# Start of Records for the exercise

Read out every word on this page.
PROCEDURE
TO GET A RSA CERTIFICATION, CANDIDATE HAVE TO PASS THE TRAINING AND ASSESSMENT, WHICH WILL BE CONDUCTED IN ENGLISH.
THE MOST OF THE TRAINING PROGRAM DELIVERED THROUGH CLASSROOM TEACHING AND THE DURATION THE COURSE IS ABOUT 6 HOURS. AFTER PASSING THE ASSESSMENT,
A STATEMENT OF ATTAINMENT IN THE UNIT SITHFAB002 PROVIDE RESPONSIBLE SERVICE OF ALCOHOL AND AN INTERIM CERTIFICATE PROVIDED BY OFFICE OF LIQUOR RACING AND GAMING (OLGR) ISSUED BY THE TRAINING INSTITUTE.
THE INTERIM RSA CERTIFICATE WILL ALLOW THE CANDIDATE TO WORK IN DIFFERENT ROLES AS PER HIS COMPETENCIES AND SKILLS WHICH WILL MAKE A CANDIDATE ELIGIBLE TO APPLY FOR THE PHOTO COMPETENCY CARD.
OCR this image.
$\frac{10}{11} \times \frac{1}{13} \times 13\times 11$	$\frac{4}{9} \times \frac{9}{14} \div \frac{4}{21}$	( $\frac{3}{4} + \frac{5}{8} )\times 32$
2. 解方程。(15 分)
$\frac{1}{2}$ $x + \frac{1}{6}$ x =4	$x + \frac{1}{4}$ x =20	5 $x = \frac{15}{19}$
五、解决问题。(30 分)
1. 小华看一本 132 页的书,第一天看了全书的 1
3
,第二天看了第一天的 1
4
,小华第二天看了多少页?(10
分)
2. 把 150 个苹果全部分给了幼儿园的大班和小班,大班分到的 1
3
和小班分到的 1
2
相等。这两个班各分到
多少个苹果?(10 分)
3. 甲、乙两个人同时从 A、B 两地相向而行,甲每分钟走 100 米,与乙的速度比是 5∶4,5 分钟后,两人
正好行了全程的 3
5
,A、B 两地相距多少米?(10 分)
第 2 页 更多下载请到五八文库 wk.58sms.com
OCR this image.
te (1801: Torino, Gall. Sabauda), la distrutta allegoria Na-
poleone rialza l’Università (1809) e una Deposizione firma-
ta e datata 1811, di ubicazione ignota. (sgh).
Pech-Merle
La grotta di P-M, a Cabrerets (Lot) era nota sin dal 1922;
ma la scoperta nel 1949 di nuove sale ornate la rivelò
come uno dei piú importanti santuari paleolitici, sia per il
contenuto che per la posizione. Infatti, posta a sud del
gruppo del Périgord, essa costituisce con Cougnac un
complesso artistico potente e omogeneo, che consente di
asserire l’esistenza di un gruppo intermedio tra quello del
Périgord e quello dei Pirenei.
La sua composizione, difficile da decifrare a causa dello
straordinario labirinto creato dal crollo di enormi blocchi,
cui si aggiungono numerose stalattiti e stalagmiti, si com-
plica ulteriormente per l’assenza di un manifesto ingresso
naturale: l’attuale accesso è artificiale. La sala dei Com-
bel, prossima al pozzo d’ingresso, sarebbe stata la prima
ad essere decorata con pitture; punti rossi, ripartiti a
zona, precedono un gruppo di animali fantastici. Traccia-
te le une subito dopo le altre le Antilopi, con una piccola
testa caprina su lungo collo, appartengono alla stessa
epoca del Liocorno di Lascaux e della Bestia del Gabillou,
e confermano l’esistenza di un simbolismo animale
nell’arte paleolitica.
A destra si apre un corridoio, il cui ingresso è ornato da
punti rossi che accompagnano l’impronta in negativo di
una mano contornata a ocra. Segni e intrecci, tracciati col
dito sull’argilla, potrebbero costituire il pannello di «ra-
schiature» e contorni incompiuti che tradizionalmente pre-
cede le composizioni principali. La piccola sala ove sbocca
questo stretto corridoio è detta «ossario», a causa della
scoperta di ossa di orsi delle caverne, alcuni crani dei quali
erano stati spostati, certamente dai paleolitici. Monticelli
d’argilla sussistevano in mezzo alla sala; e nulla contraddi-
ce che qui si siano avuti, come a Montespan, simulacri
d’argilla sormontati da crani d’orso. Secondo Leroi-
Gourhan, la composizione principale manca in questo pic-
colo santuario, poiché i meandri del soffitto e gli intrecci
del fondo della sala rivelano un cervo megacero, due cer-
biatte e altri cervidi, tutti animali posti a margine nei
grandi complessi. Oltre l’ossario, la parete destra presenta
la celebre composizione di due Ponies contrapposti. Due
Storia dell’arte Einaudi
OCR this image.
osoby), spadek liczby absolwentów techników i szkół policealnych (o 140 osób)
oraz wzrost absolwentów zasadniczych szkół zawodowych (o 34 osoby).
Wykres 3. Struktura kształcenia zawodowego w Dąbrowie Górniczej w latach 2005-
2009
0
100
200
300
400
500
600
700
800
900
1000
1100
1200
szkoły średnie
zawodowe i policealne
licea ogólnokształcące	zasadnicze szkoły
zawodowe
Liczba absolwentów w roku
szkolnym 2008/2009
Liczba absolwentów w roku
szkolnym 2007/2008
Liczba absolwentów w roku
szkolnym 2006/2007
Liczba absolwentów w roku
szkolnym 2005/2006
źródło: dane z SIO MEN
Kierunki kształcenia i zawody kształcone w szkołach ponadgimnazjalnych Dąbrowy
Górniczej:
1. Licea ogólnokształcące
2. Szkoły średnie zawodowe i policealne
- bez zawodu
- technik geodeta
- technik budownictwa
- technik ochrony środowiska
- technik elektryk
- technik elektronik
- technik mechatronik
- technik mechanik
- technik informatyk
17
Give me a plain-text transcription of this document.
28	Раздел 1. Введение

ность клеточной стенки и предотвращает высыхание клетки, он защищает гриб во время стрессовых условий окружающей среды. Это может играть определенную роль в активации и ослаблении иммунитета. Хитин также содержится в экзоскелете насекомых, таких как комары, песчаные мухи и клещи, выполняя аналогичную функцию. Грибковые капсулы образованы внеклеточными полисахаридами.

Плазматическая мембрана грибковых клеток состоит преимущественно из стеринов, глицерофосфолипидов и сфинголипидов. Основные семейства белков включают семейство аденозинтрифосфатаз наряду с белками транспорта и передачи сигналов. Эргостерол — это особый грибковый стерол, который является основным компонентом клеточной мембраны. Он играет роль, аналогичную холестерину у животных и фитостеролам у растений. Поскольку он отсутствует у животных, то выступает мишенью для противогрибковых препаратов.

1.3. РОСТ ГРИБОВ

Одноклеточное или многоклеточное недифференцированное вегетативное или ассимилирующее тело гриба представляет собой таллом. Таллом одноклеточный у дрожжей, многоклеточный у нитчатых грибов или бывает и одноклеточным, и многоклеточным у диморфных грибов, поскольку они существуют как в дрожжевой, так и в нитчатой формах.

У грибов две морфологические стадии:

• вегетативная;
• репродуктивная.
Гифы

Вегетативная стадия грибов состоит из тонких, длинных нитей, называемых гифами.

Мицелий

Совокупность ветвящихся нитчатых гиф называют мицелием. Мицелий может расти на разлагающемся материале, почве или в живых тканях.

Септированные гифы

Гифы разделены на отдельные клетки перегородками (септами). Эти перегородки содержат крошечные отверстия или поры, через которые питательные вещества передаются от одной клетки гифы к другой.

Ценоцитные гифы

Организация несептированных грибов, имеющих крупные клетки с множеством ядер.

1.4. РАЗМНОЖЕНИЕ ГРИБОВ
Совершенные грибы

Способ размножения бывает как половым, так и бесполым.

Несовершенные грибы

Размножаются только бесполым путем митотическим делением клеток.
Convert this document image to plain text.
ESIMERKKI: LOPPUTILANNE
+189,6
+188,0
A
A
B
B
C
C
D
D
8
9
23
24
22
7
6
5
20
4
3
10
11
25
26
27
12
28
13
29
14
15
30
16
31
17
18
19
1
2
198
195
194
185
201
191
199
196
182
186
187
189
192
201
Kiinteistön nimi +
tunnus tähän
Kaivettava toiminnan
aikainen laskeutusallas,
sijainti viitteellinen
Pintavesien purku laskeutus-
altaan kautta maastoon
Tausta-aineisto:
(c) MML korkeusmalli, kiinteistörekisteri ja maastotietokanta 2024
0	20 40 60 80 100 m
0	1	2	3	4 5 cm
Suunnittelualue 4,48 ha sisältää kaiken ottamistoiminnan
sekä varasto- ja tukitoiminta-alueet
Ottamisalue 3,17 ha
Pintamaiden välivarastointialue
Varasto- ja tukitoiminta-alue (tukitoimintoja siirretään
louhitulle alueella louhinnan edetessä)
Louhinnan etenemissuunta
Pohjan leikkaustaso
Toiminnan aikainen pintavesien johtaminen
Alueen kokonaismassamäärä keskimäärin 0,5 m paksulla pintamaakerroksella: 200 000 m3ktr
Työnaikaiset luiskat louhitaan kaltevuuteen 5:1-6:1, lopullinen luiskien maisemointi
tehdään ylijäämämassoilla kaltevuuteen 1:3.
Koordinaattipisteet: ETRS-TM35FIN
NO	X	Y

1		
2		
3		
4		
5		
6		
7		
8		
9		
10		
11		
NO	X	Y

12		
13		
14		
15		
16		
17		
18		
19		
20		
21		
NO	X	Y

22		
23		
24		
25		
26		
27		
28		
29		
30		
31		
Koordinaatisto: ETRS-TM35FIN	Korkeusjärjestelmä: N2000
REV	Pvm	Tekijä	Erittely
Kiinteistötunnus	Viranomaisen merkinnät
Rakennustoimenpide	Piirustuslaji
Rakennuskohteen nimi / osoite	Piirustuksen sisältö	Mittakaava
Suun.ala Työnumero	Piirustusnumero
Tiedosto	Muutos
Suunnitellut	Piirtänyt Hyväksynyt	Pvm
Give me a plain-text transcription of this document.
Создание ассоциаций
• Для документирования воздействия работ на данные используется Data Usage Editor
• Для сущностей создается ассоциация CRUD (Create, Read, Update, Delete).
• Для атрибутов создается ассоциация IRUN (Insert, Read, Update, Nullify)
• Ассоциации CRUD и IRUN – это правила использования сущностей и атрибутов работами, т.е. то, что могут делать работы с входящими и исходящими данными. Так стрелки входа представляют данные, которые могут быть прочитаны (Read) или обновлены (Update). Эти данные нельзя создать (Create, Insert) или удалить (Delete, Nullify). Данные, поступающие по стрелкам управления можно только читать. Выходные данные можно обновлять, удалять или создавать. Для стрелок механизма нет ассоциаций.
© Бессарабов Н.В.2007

# End of Records for the exercise

**Written instruction:**
Using the listing above, return all lines where the word "Update" occurs.

**Response:**
• Для сущностей создается ассоциация CRUD (Create, Read, Update, Delete).
• Для атрибутов создается ассоциация IRUN (Insert, Read, Update, Nullify)
• Ассоциации CRUD и IRUN – это правила использования сущностей и атрибутов работами, т.е. то, что могут делать работы с входящими и исходящими данными. Так стрелки входа представляют данные, которые могут быть прочитаны (Read) или обновлены (Update). Эти данные нельзя создать (Create, Insert) или удалить (Delete, Nullify). Данные, поступающие по стрелкам управления можно только читать. Выходные данные можно обновлять, удалять или создавать. Для стрелок механизма нет ассоциаций.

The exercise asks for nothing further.